§ **Records provided**:
━━━━━━━━━━━━━━━━━━━━
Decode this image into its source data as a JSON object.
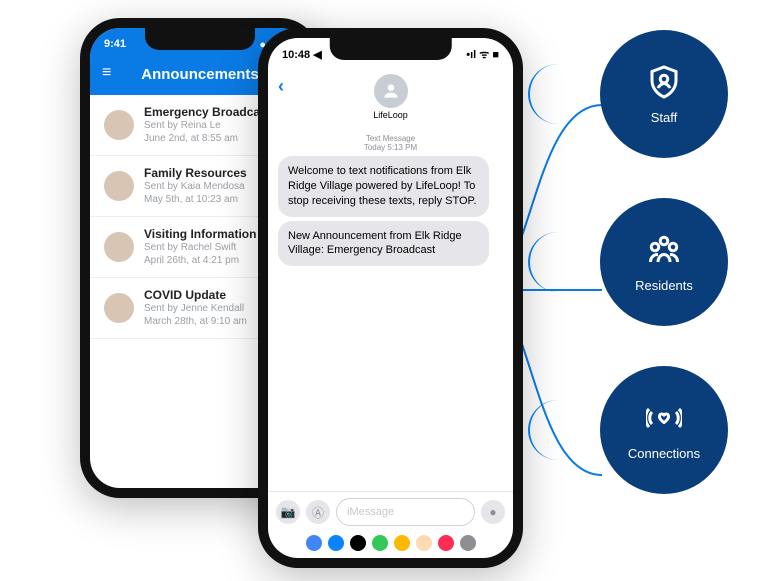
{
  "phone1": {
    "status_time": "9:41",
    "header": "Announcements",
    "items": [
      {
        "title": "Emergency Broadcast",
        "sender": "Sent by Reina Le",
        "time": "June 2nd, at 8:55 am"
      },
      {
        "title": "Family Resources",
        "sender": "Sent by Kaia Mendosa",
        "time": "May 5th, at 10:23 am"
      },
      {
        "title": "Visiting Information",
        "sender": "Sent by Rachel Swift",
        "time": "April 26th, at 4:21 pm"
      },
      {
        "title": "COVID Update",
        "sender": "Sent by Jenne Kendall",
        "time": "March 28th, at 9:10 am"
      }
    ]
  },
  "phone2": {
    "status_time": "10:48 ◀",
    "contact": "LifeLoop",
    "meta_line1": "Text Message",
    "meta_line2": "Today 5:13 PM",
    "messages": [
      "Welcome to text notifications from Elk Ridge Village powered by LifeLoop! To stop receiving these texts, reply STOP.",
      "New Announcement from Elk Ridge Village:\nEmergency Broadcast"
    ],
    "input_placeholder": "iMessage"
  },
  "badges": {
    "staff": "Staff",
    "residents": "Residents",
    "connections": "Connections"
  }
}
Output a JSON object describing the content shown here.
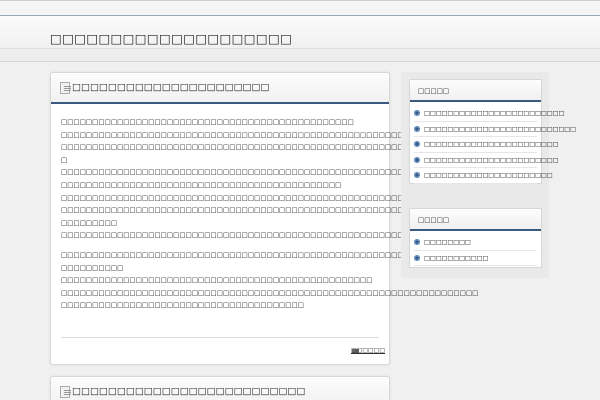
{
  "header": {
    "site_title": "□□□□□□□□□□□□□□□□□□□□"
  },
  "posts": [
    {
      "title": "□□□□□□□□□□□□□□□□□□□□□□",
      "lines": [
        "□□□□□□□□□□□□□□□□□□□□□□□□□□□□□□□□□□□□□□□□□□□□□□□",
        "□□□□□□□□□□□□□□□□□□□□□□□□□□□□□□□□□□□□□□□□□□□□□□□□□□□□□□□□□□□□□□□□□□□□□□□□□□□",
        "□□□□□□□□□□□□□□□□□□□□□□□□□□□□□□□□□□□□□□□□□□□□□□□□□□□□□□□□□□□□□□□□□□□□□□□□□□□□□",
        "□",
        "□□□□□□□□□□□□□□□□□□□□□□□□□□□□□□□□□□□□□□□□□□□□□□□□□□□□□□□□□□□□□□□□□□□□□□□□□□□□□",
        "□□□□□□□□□□□□□□□□□□□□□□□□□□□□□□□□□□□□□□□□□□□□□",
        "□□□□□□□□□□□□□□□□□□□□□□□□□□□□□□□□□□□□□□□□□□□□□□□□□□□□□□□□□□□□□□□□□□□□□□□□□□□□□",
        "□□□□□□□□□□□□□□□□□□□□□□□□□□□□□□□□□□□□□□□□□□□□□□□□□□□□□□□□□□□□□□□□□□□□□□□□□□□□□",
        "□□□□□□□□□",
        "□□□□□□□□□□□□□□□□□□□□□□□□□□□□□□□□□□□□□□□□□□□□□□□□□□□□□□□□"
      ],
      "lines2": [
        "□□□□□□□□□□□□□□□□□□□□□□□□□□□□□□□□□□□□□□□□□□□□□□□□□□□□□□□□□□□□□□□□□□□□□□□□□□□□□",
        "□□□□□□□□□□",
        "□□□□□□□□□□□□□□□□□□□□□□□□□□□□□□□□□□□□□□□□□□□□□□□□□□",
        "□□□□□□□□□□□□□□□□□□□□□□□□□□□□□□□□□□□□□□□□□□□□□□□□□□□□□□□□□□□□□□□□□□□",
        "□□□□□□□□□□□□□□□□□□□□□□□□□□□□□□□□□□□□□□□"
      ],
      "category": "□□□□□□"
    },
    {
      "title": "□□□□□□□□□□□□□□□□□□□□□□□□□□"
    }
  ],
  "sidebar": {
    "widget1": {
      "title": "□□□□□",
      "items": [
        "□□□□□□□□□□□□□□□□□□□□□□□□",
        "□□□□□□□□□□□□□□□□□□□□□□□□□□",
        "□□□□□□□□□□□□□□□□□□□□□□□",
        "□□□□□□□□□□□□□□□□□□□□□□□",
        "□□□□□□□□□□□□□□□□□□□□□□"
      ]
    },
    "widget2": {
      "title": "□□□□□",
      "items": [
        "□□□□□□□□",
        "□□□□□□□□□□□"
      ]
    }
  }
}
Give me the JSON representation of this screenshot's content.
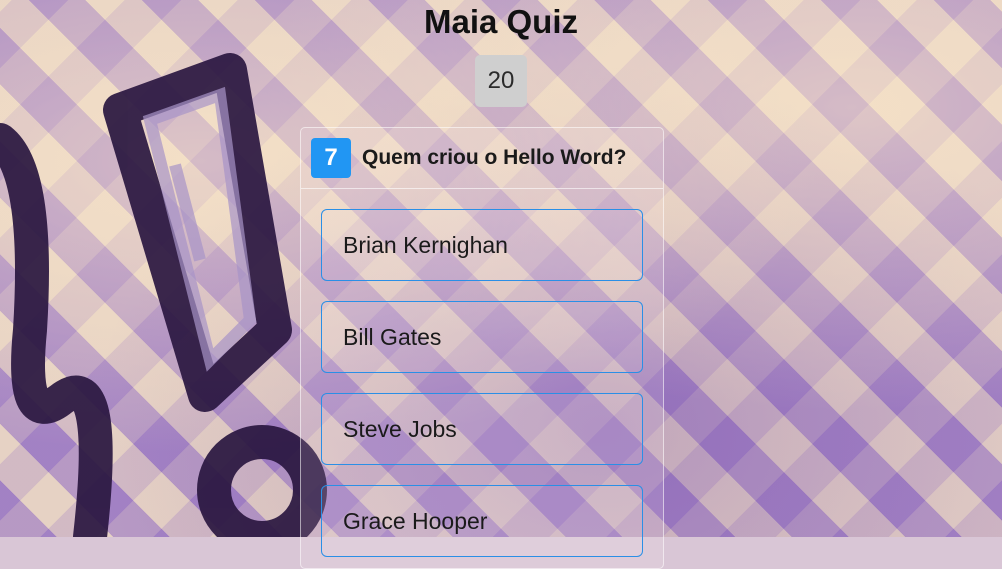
{
  "app": {
    "title": "Maia Quiz"
  },
  "timer": {
    "value": "20"
  },
  "question": {
    "number": "7",
    "text": "Quem criou o Hello Word?"
  },
  "answers": [
    {
      "label": "Brian Kernighan"
    },
    {
      "label": "Bill Gates"
    },
    {
      "label": "Steve Jobs"
    },
    {
      "label": "Grace Hooper"
    }
  ],
  "colors": {
    "accent": "#2196f3",
    "answer_border": "#2a8fe6",
    "timer_bg": "#cfcfcf"
  }
}
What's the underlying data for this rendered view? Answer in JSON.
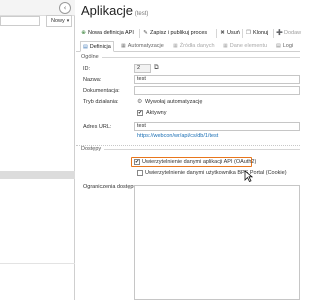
{
  "left_panel": {
    "new_button_label": "Nowy",
    "caret": "▾",
    "back_icon": "‹"
  },
  "header": {
    "title": "Aplikacje",
    "subtitle": "(test)"
  },
  "toolbar": {
    "new_api_def": "Nowa definicja API",
    "save_publish": "Zapisz i publikuj proces",
    "delete": "Usuń",
    "clone": "Klonuj",
    "delete_partial": "Dodaw"
  },
  "tabs": [
    {
      "label": "Definicja",
      "state": "active"
    },
    {
      "label": "Automatyzacje",
      "state": "normal"
    },
    {
      "label": "Źródła danych",
      "state": "disabled"
    },
    {
      "label": "Dane elementu",
      "state": "disabled"
    },
    {
      "label": "Logi",
      "state": "normal"
    }
  ],
  "general": {
    "section_title": "Ogólne",
    "id_label": "ID:",
    "id_value": "2",
    "name_label": "Nazwa:",
    "name_value": "test",
    "docs_label": "Dokumentacja:",
    "docs_value": "",
    "mode_label": "Tryb działania:",
    "mode_value": "Wywołaj automatyzację",
    "active_label": "Aktywny",
    "active_checked": true,
    "address_label": "Adres URL:",
    "address_value": "test",
    "address_link": "https://webcon/wr/api/cs/db/1/test"
  },
  "access": {
    "section_title": "Dostępy",
    "option1_label": "Uwierzytelnienie danymi aplikacji API (OAuth2)",
    "option1_checked": true,
    "option2_label": "Uwierzytelnienie danymi użytkownika BPS Portal (Cookie)",
    "option2_checked": false,
    "restrictions_label": "Ograniczenia dostępu:"
  },
  "colors": {
    "highlight": "#e8761c",
    "link": "#1a6fb5",
    "selected_row": "#dcdcdc"
  },
  "icons": {
    "check": "✔",
    "copy": "⧉",
    "gear": "⚙",
    "new_api": "⊕",
    "save": "✎",
    "delete": "✖",
    "clone": "❐",
    "add": "➕"
  }
}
━━━━━━━━━━━━━━━━━━━━
§ **Work to do**: Restate the records word for word, omitting images.

§ **Exercise response**:
Decode this image into its source data as a JSON object.
{
  "phone1": {
    "status_time": "9:41",
    "header": "Announcements",
    "items": [
      {
        "title": "Emergency Broadcast",
        "sender": "Sent by Reina Le",
        "time": "June 2nd, at 8:55 am"
      },
      {
        "title": "Family Resources",
        "sender": "Sent by Kaia Mendosa",
        "time": "May 5th, at 10:23 am"
      },
      {
        "title": "Visiting Information",
        "sender": "Sent by Rachel Swift",
        "time": "April 26th, at 4:21 pm"
      },
      {
        "title": "COVID Update",
        "sender": "Sent by Jenne Kendall",
        "time": "March 28th, at 9:10 am"
      }
    ]
  },
  "phone2": {
    "status_time": "10:48 ◀",
    "contact": "LifeLoop",
    "meta_line1": "Text Message",
    "meta_line2": "Today 5:13 PM",
    "messages": [
      "Welcome to text notifications from Elk Ridge Village powered by LifeLoop! To stop receiving these texts, reply STOP.",
      "New Announcement from Elk Ridge Village:\nEmergency Broadcast"
    ],
    "input_placeholder": "iMessage"
  },
  "badges": {
    "staff": "Staff",
    "residents": "Residents",
    "connections": "Connections"
  }
}
Output a JSON object describing the content shown here.
{
  "header": {
    "site_title": "□□□□□□□□□□□□□□□□□□□□"
  },
  "posts": [
    {
      "title": "□□□□□□□□□□□□□□□□□□□□□□",
      "lines": [
        "□□□□□□□□□□□□□□□□□□□□□□□□□□□□□□□□□□□□□□□□□□□□□□□",
        "□□□□□□□□□□□□□□□□□□□□□□□□□□□□□□□□□□□□□□□□□□□□□□□□□□□□□□□□□□□□□□□□□□□□□□□□□□□",
        "□□□□□□□□□□□□□□□□□□□□□□□□□□□□□□□□□□□□□□□□□□□□□□□□□□□□□□□□□□□□□□□□□□□□□□□□□□□□□",
        "□",
        "□□□□□□□□□□□□□□□□□□□□□□□□□□□□□□□□□□□□□□□□□□□□□□□□□□□□□□□□□□□□□□□□□□□□□□□□□□□□□",
        "□□□□□□□□□□□□□□□□□□□□□□□□□□□□□□□□□□□□□□□□□□□□□",
        "□□□□□□□□□□□□□□□□□□□□□□□□□□□□□□□□□□□□□□□□□□□□□□□□□□□□□□□□□□□□□□□□□□□□□□□□□□□□□",
        "□□□□□□□□□□□□□□□□□□□□□□□□□□□□□□□□□□□□□□□□□□□□□□□□□□□□□□□□□□□□□□□□□□□□□□□□□□□□□",
        "□□□□□□□□□",
        "□□□□□□□□□□□□□□□□□□□□□□□□□□□□□□□□□□□□□□□□□□□□□□□□□□□□□□□□"
      ],
      "lines2": [
        "□□□□□□□□□□□□□□□□□□□□□□□□□□□□□□□□□□□□□□□□□□□□□□□□□□□□□□□□□□□□□□□□□□□□□□□□□□□□□",
        "□□□□□□□□□□",
        "□□□□□□□□□□□□□□□□□□□□□□□□□□□□□□□□□□□□□□□□□□□□□□□□□□",
        "□□□□□□□□□□□□□□□□□□□□□□□□□□□□□□□□□□□□□□□□□□□□□□□□□□□□□□□□□□□□□□□□□□□",
        "□□□□□□□□□□□□□□□□□□□□□□□□□□□□□□□□□□□□□□□"
      ],
      "category": "□□□□□□"
    },
    {
      "title": "□□□□□□□□□□□□□□□□□□□□□□□□□□"
    }
  ],
  "sidebar": {
    "widget1": {
      "title": "□□□□□",
      "items": [
        "□□□□□□□□□□□□□□□□□□□□□□□□",
        "□□□□□□□□□□□□□□□□□□□□□□□□□□",
        "□□□□□□□□□□□□□□□□□□□□□□□",
        "□□□□□□□□□□□□□□□□□□□□□□□",
        "□□□□□□□□□□□□□□□□□□□□□□"
      ]
    },
    "widget2": {
      "title": "□□□□□",
      "items": [
        "□□□□□□□□",
        "□□□□□□□□□□□"
      ]
    }
  }
}
Give me the JSON representation of this screenshot's content.
{
  "app": {
    "title": "Maia Quiz"
  },
  "timer": {
    "value": "20"
  },
  "question": {
    "number": "7",
    "text": "Quem criou o Hello Word?"
  },
  "answers": [
    {
      "label": "Brian Kernighan"
    },
    {
      "label": "Bill Gates"
    },
    {
      "label": "Steve Jobs"
    },
    {
      "label": "Grace Hooper"
    }
  ],
  "colors": {
    "accent": "#2196f3",
    "answer_border": "#2a8fe6",
    "timer_bg": "#cfcfcf"
  }
}
What's the underlying data for this rendered view? Answer in JSON.
{
  "left_panel": {
    "new_button_label": "Nowy",
    "caret": "▾",
    "back_icon": "‹"
  },
  "header": {
    "title": "Aplikacje",
    "subtitle": "(test)"
  },
  "toolbar": {
    "new_api_def": "Nowa definicja API",
    "save_publish": "Zapisz i publikuj proces",
    "delete": "Usuń",
    "clone": "Klonuj",
    "delete_partial": "Dodaw"
  },
  "tabs": [
    {
      "label": "Definicja",
      "state": "active"
    },
    {
      "label": "Automatyzacje",
      "state": "normal"
    },
    {
      "label": "Źródła danych",
      "state": "disabled"
    },
    {
      "label": "Dane elementu",
      "state": "disabled"
    },
    {
      "label": "Logi",
      "state": "normal"
    }
  ],
  "general": {
    "section_title": "Ogólne",
    "id_label": "ID:",
    "id_value": "2",
    "name_label": "Nazwa:",
    "name_value": "test",
    "docs_label": "Dokumentacja:",
    "docs_value": "",
    "mode_label": "Tryb działania:",
    "mode_value": "Wywołaj automatyzację",
    "active_label": "Aktywny",
    "active_checked": true,
    "address_label": "Adres URL:",
    "address_value": "test",
    "address_link": "https://webcon/wr/api/cs/db/1/test"
  },
  "access": {
    "section_title": "Dostępy",
    "option1_label": "Uwierzytelnienie danymi aplikacji API (OAuth2)",
    "option1_checked": true,
    "option2_label": "Uwierzytelnienie danymi użytkownika BPS Portal (Cookie)",
    "option2_checked": false,
    "restrictions_label": "Ograniczenia dostępu:"
  },
  "colors": {
    "highlight": "#e8761c",
    "link": "#1a6fb5",
    "selected_row": "#dcdcdc"
  },
  "icons": {
    "check": "✔",
    "copy": "⧉",
    "gear": "⚙",
    "new_api": "⊕",
    "save": "✎",
    "delete": "✖",
    "clone": "❐",
    "add": "➕"
  }
}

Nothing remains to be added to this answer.